__WORK TO COMPLETE__
What lines of the data hold the string "Calmodulin"? Pull each one out.
.....
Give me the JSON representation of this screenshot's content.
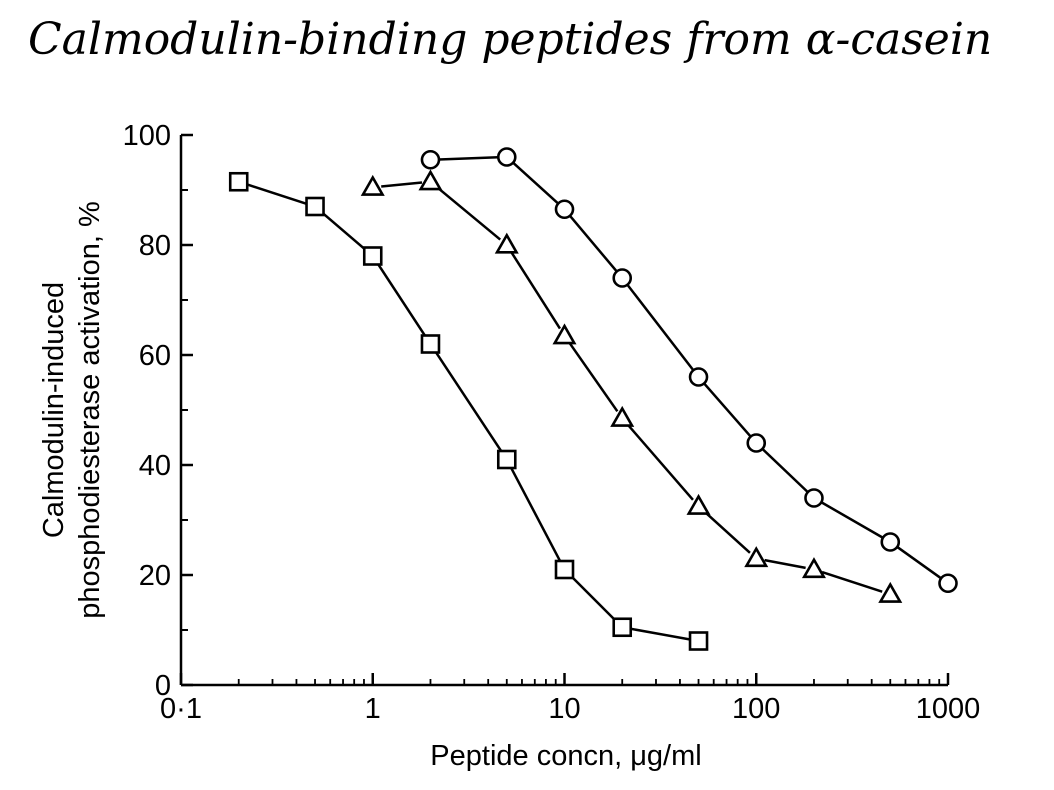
{
  "title": "Calmodulin-binding peptides from α-casein",
  "chart_data": {
    "type": "line",
    "xscale": "log",
    "xlim": [
      0.1,
      1000
    ],
    "ylim": [
      0,
      100
    ],
    "xlabel": "Peptide concn, μg/ml",
    "ylabel_line1": "Calmodulin-induced",
    "ylabel_line2": "phosphodiesterase activation, %",
    "x_ticks": [
      {
        "value": 0.1,
        "label": "0·1"
      },
      {
        "value": 1,
        "label": "1"
      },
      {
        "value": 10,
        "label": "10"
      },
      {
        "value": 100,
        "label": "100"
      },
      {
        "value": 1000,
        "label": "1000"
      }
    ],
    "y_ticks": [
      {
        "value": 0,
        "label": "0"
      },
      {
        "value": 20,
        "label": "20"
      },
      {
        "value": 40,
        "label": "40"
      },
      {
        "value": 60,
        "label": "60"
      },
      {
        "value": 80,
        "label": "80"
      },
      {
        "value": 100,
        "label": "100"
      }
    ],
    "grid": false,
    "series": [
      {
        "marker": "square",
        "points": [
          [
            0.2,
            91.5
          ],
          [
            0.5,
            87
          ],
          [
            1,
            78
          ],
          [
            2,
            62
          ],
          [
            5,
            41
          ],
          [
            10,
            21
          ],
          [
            20,
            10.5
          ],
          [
            50,
            8
          ]
        ]
      },
      {
        "marker": "triangle",
        "points": [
          [
            1,
            90.5
          ],
          [
            2,
            91.5
          ],
          [
            5,
            80
          ],
          [
            10,
            63.5
          ],
          [
            20,
            48.5
          ],
          [
            50,
            32.5
          ],
          [
            100,
            23
          ],
          [
            200,
            21
          ],
          [
            500,
            16.5
          ]
        ]
      },
      {
        "marker": "circle",
        "points": [
          [
            2,
            95.5
          ],
          [
            5,
            96
          ],
          [
            10,
            86.5
          ],
          [
            20,
            74
          ],
          [
            50,
            56
          ],
          [
            100,
            44
          ],
          [
            200,
            34
          ],
          [
            500,
            26
          ],
          [
            1000,
            18.5
          ]
        ]
      }
    ]
  }
}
.....
__EXERCISE SOLUTION__
  "title": "Calmodulin-binding peptides from α-casein",
    "ylabel_line1": "Calmodulin-induced",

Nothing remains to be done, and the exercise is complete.